■ Compito
Trascrivi per favore dal testo fornito tutto ciò che va da "Infine, un ricordo" fino a "con grandi sorrisi.".

■ Testo fornito
# # # # # # #

Infine, un ricordo personale. Circa sei anni fa ho organizzato un incontro tra Alberico Motta e i lettori per una fumetteria. Motta vi ha partecipato con entusiasmo. Se il suo fisico mi è apparso un po’ provato dall’età, la sua mente e la sua passione per il fumetto rimanevano vivacissime. Cortesissimo, dialogò con tutti e firmò copie di Big Robot con grandi sorrisi.
Grazie di tutto, Alberico.

Marcello Toninelli ricorda Alberico Motta

Alberico Motta non era un cesellatore di vignette. Non gli interessava produrre tavole ricche di particolari e “artisticamente” strabilianti. Al contrario, inseguiva la massima efficacia col minimo sforzo.

# # # # # # #

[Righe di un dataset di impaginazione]
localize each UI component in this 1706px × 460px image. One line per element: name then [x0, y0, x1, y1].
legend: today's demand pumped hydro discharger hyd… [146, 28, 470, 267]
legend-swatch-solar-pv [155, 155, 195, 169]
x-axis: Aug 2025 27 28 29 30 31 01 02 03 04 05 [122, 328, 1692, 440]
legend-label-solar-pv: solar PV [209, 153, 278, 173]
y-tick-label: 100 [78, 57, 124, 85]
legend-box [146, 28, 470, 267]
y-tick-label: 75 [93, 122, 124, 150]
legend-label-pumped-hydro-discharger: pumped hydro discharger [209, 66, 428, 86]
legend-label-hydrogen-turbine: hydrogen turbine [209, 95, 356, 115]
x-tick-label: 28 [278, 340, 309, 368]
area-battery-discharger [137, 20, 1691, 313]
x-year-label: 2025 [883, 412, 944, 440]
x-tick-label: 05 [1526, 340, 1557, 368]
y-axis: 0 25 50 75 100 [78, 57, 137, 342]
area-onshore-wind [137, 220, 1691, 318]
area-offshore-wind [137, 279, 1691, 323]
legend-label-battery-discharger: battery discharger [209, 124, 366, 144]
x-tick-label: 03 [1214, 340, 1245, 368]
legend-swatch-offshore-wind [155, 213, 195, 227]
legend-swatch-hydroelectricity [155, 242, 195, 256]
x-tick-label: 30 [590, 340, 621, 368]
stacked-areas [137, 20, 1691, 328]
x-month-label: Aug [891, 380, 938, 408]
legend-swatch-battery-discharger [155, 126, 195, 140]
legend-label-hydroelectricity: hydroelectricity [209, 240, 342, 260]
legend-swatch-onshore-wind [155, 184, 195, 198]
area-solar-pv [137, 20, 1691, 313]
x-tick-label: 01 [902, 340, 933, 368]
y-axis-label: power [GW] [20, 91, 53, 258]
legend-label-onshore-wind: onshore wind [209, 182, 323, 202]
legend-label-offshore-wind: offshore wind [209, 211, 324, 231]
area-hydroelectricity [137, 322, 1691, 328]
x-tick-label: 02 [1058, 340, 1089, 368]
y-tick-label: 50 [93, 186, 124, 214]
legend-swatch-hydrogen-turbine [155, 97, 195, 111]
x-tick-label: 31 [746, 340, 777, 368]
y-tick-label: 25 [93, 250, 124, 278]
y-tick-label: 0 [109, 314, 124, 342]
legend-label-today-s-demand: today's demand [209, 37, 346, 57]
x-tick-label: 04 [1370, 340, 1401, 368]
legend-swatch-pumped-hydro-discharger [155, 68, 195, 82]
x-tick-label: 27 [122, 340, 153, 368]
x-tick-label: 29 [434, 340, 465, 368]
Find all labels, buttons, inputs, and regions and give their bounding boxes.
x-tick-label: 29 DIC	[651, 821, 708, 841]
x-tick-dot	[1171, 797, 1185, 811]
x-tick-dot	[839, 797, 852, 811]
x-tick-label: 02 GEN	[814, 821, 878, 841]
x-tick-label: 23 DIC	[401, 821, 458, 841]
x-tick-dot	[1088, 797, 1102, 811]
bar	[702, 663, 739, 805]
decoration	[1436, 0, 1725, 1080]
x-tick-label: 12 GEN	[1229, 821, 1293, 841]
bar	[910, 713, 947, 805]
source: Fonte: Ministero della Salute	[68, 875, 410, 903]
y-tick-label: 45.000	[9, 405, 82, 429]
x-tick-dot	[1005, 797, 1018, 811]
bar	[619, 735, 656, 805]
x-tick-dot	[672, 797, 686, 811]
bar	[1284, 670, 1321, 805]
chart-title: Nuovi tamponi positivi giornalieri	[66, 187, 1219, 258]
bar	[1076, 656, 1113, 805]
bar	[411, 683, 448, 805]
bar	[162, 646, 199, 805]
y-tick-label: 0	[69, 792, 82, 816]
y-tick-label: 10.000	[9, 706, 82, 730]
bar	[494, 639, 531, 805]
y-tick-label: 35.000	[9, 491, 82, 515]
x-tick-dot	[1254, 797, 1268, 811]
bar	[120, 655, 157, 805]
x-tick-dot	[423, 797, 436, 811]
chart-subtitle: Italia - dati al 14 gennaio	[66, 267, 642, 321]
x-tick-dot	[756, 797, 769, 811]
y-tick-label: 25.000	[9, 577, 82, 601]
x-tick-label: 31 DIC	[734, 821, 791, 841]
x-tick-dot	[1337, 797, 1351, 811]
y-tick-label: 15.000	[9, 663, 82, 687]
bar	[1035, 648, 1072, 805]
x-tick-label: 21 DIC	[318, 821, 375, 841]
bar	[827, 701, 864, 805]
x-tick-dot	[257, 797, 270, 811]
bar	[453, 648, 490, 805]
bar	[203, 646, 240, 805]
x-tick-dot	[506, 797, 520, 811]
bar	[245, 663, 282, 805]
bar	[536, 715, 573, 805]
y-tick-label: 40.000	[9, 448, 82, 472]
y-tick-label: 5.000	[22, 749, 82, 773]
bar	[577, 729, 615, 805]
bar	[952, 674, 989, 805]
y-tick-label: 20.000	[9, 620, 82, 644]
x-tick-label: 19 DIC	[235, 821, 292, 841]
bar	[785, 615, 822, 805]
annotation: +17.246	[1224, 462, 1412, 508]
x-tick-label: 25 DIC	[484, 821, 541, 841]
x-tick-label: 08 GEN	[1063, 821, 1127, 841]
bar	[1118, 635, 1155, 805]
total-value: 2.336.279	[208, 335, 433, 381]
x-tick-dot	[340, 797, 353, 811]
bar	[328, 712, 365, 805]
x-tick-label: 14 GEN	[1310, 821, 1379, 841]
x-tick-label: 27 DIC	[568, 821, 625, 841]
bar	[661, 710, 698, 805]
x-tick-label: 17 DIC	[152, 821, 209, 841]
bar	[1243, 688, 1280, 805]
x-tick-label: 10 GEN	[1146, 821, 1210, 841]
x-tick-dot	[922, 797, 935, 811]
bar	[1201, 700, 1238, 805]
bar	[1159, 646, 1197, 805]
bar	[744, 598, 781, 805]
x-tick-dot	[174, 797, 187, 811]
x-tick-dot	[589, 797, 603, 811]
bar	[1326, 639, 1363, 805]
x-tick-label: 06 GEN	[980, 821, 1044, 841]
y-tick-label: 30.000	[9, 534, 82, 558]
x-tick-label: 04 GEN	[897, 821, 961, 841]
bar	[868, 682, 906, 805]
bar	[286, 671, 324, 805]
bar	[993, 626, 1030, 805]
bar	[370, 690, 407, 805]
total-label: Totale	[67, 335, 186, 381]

# # # # # # #

■ Risposta corretta
Infine, un ricordo personale. Circa sei anni fa ho organizzato un incontro tra Alberico Motta e i lettori per una fumetteria. Motta vi ha partecipato con entusiasmo. Se il suo fisico mi è apparso un po’ provato dall’età, la sua mente e la sua passione per il fumetto rimanevano vivacissime. Cortesissimo, dialogò con tutti e firmò copie di Big Robot con grandi sorrisi.